Reproduce all of the data exactly.

====== Materials provided ======

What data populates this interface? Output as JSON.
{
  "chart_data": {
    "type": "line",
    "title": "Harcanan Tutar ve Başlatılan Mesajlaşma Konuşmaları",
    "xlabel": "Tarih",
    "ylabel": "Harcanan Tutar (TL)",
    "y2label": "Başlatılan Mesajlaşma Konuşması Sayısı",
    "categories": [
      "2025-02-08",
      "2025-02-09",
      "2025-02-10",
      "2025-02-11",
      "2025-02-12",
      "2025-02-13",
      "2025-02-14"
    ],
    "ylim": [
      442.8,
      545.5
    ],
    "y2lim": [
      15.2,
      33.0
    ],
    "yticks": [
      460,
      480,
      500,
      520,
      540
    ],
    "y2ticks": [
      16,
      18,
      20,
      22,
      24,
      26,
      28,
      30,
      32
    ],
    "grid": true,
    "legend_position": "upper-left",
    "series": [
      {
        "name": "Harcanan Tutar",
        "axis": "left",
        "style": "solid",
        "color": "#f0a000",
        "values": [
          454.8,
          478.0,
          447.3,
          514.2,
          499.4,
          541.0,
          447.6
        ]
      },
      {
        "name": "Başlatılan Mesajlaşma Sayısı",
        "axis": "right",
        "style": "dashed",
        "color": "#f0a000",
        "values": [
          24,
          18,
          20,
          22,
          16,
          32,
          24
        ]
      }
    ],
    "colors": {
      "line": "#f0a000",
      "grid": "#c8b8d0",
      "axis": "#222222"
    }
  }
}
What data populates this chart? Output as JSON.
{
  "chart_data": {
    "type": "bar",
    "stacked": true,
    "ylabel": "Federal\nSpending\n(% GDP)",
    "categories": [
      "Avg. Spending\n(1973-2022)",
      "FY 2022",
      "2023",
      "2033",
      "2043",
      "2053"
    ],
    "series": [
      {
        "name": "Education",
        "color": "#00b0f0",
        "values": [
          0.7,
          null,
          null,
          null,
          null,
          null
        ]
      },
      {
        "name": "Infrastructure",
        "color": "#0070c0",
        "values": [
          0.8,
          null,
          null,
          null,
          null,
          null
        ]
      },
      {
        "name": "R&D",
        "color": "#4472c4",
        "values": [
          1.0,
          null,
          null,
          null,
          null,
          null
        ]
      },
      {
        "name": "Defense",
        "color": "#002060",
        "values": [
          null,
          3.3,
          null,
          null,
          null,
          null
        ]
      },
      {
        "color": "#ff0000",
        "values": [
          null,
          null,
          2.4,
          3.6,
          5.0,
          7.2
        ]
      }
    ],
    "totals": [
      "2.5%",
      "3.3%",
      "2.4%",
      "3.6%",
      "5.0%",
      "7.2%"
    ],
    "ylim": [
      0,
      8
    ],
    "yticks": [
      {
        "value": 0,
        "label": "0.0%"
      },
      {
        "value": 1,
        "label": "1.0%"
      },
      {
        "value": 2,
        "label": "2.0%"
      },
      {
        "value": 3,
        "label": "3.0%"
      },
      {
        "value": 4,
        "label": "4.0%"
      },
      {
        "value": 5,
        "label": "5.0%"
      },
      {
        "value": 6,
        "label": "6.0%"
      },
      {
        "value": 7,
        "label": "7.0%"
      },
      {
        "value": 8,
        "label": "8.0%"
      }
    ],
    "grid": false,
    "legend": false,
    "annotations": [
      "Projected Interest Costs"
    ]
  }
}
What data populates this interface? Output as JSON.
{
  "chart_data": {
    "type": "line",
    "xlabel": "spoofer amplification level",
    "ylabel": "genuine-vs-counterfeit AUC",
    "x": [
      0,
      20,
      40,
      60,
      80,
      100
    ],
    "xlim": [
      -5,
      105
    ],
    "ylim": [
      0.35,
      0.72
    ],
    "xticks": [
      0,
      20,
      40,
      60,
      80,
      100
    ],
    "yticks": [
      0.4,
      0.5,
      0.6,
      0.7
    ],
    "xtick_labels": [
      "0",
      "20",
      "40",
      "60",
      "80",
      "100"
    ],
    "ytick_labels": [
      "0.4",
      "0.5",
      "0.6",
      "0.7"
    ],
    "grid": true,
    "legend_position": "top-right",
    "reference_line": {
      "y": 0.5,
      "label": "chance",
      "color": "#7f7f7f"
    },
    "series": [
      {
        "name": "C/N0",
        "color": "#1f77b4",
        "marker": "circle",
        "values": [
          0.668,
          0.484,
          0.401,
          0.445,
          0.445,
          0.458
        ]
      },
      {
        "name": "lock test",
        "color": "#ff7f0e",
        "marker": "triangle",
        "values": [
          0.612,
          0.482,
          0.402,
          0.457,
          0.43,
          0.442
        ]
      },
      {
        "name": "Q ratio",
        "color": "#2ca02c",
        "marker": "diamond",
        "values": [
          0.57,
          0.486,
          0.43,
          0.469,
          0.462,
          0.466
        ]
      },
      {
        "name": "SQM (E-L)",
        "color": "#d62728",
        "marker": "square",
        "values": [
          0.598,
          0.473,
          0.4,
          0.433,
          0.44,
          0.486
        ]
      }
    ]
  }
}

======

### Full solution
What data populates this interface? Output as JSON.
{
  "chart_data": {
    "type": "line",
    "title": "Harcanan Tutar ve Başlatılan Mesajlaşma Konuşmaları",
    "xlabel": "Tarih",
    "ylabel": "Harcanan Tutar (TL)",
    "y2label": "Başlatılan Mesajlaşma Konuşması Sayısı",
    "categories": [
      "2025-02-08",
      "2025-02-09",
      "2025-02-10",
      "2025-02-11",
      "2025-02-12",
      "2025-02-13",
      "2025-02-14"
    ],
    "ylim": [
      442.8,
      545.5
    ],
    "y2lim": [
      15.2,
      33.0
    ],
    "yticks": [
      460,
      480,
      500,
      520,
      540
    ],
    "y2ticks": [
      16,
      18,
      20,
      22,
      24,
      26,
      28,
      30,
      32
    ],
    "grid": true,
    "legend_position": "upper-left",
    "series": [
      {
        "name": "Harcanan Tutar",
        "axis": "left",
        "style": "solid",
        "color": "#f0a000",
        "values": [
          454.8,
          478.0,
          447.3,
          514.2,
          499.4,
          541.0,
          447.6
        ]
      },
      {
        "name": "Başlatılan Mesajlaşma Sayısı",
        "axis": "right",
        "style": "dashed",
        "color": "#f0a000",
        "values": [
          24,
          18,
          20,
          22,
          16,
          32,
          24
        ]
      }
    ],
    "colors": {
      "line": "#f0a000",
      "grid": "#c8b8d0",
      "axis": "#222222"
    }
  }
}
What data populates this chart? Output as JSON.
{
  "chart_data": {
    "type": "bar",
    "stacked": true,
    "ylabel": "Federal\nSpending\n(% GDP)",
    "categories": [
      "Avg. Spending\n(1973-2022)",
      "FY 2022",
      "2023",
      "2033",
      "2043",
      "2053"
    ],
    "series": [
      {
        "name": "Education",
        "color": "#00b0f0",
        "values": [
          0.7,
          null,
          null,
          null,
          null,
          null
        ]
      },
      {
        "name": "Infrastructure",
        "color": "#0070c0",
        "values": [
          0.8,
          null,
          null,
          null,
          null,
          null
        ]
      },
      {
        "name": "R&D",
        "color": "#4472c4",
        "values": [
          1.0,
          null,
          null,
          null,
          null,
          null
        ]
      },
      {
        "name": "Defense",
        "color": "#002060",
        "values": [
          null,
          3.3,
          null,
          null,
          null,
          null
        ]
      },
      {
        "color": "#ff0000",
        "values": [
          null,
          null,
          2.4,
          3.6,
          5.0,
          7.2
        ]
      }
    ],
    "totals": [
      "2.5%",
      "3.3%",
      "2.4%",
      "3.6%",
      "5.0%",
      "7.2%"
    ],
    "ylim": [
      0,
      8
    ],
    "yticks": [
      {
        "value": 0,
        "label": "0.0%"
      },
      {
        "value": 1,
        "label": "1.0%"
      },
      {
        "value": 2,
        "label": "2.0%"
      },
      {
        "value": 3,
        "label": "3.0%"
      },
      {
        "value": 4,
        "label": "4.0%"
      },
      {
        "value": 5,
        "label": "5.0%"
      },
      {
        "value": 6,
        "label": "6.0%"
      },
      {
        "value": 7,
        "label": "7.0%"
      },
      {
        "value": 8,
        "label": "8.0%"
      }
    ],
    "grid": false,
    "legend": false,
    "annotations": [
      "Projected Interest Costs"
    ]
  }
}
What data populates this interface? Output as JSON.
{
  "chart_data": {
    "type": "line",
    "xlabel": "spoofer amplification level",
    "ylabel": "genuine-vs-counterfeit AUC",
    "x": [
      0,
      20,
      40,
      60,
      80,
      100
    ],
    "xlim": [
      -5,
      105
    ],
    "ylim": [
      0.35,
      0.72
    ],
    "xticks": [
      0,
      20,
      40,
      60,
      80,
      100
    ],
    "yticks": [
      0.4,
      0.5,
      0.6,
      0.7
    ],
    "xtick_labels": [
      "0",
      "20",
      "40",
      "60",
      "80",
      "100"
    ],
    "ytick_labels": [
      "0.4",
      "0.5",
      "0.6",
      "0.7"
    ],
    "grid": true,
    "legend_position": "top-right",
    "reference_line": {
      "y": 0.5,
      "label": "chance",
      "color": "#7f7f7f"
    },
    "series": [
      {
        "name": "C/N0",
        "color": "#1f77b4",
        "marker": "circle",
        "values": [
          0.668,
          0.484,
          0.401,
          0.445,
          0.445,
          0.458
        ]
      },
      {
        "name": "lock test",
        "color": "#ff7f0e",
        "marker": "triangle",
        "values": [
          0.612,
          0.482,
          0.402,
          0.457,
          0.43,
          0.442
        ]
      },
      {
        "name": "Q ratio",
        "color": "#2ca02c",
        "marker": "diamond",
        "values": [
          0.57,
          0.486,
          0.43,
          0.469,
          0.462,
          0.466
        ]
      },
      {
        "name": "SQM (E-L)",
        "color": "#d62728",
        "marker": "square",
        "values": [
          0.598,
          0.473,
          0.4,
          0.433,
          0.44,
          0.486
        ]
      }
    ]
  }
}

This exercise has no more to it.